Work to do
All the entries need to be quoted exactly, apart from the pictures, which you should drop.

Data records
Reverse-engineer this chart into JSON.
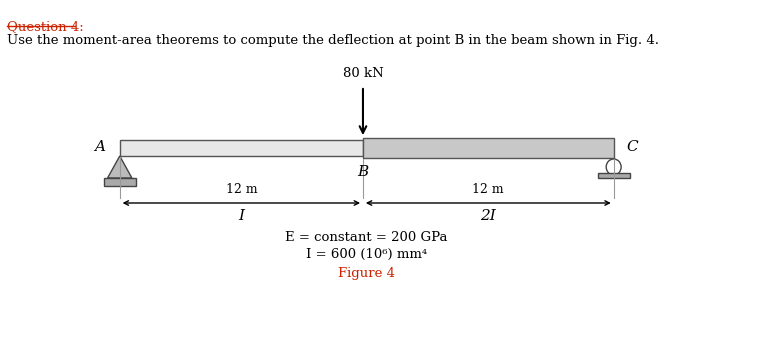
{
  "title_line1": "Question 4:",
  "title_line2": "Use the moment-area theorems to compute the deflection at point B in the beam shown in Fig. 4.",
  "load_label": "80 kN",
  "point_A": "A",
  "point_B": "B",
  "point_C": "C",
  "dim_left": "12 m",
  "dim_right": "12 m",
  "moment_left": "I",
  "moment_right": "2I",
  "eq1": "E = constant = 200 GPa",
  "eq2": "I = 600 (10⁶) mm⁴",
  "fig_label": "Figure 4",
  "bg_color": "#ffffff",
  "beam_outline": "#555555",
  "text_color": "#000000",
  "title_color": "#cc2200",
  "fig_color": "#cc2200",
  "beam_left_face": "#e8e8e8",
  "beam_right_face": "#c8c8c8",
  "support_face": "#bbbbbb",
  "support_edge": "#444444",
  "base_face": "#aaaaaa"
}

Worked answer
Reverse-engineer this chart into JSON.
{
  "title_line1": "Question 4:",
  "title_line2": "Use the moment-area theorems to compute the deflection at point B in the beam shown in Fig. 4.",
  "load_label": "80 kN",
  "point_A": "A",
  "point_B": "B",
  "point_C": "C",
  "dim_left": "12 m",
  "dim_right": "12 m",
  "moment_left": "I",
  "moment_right": "2I",
  "eq1": "E = constant = 200 GPa",
  "eq2": "I = 600 (10⁶) mm⁴",
  "fig_label": "Figure 4",
  "bg_color": "#ffffff",
  "beam_outline": "#555555",
  "text_color": "#000000",
  "title_color": "#cc2200",
  "fig_color": "#cc2200",
  "beam_left_face": "#e8e8e8",
  "beam_right_face": "#c8c8c8",
  "support_face": "#bbbbbb",
  "support_edge": "#444444",
  "base_face": "#aaaaaa"
}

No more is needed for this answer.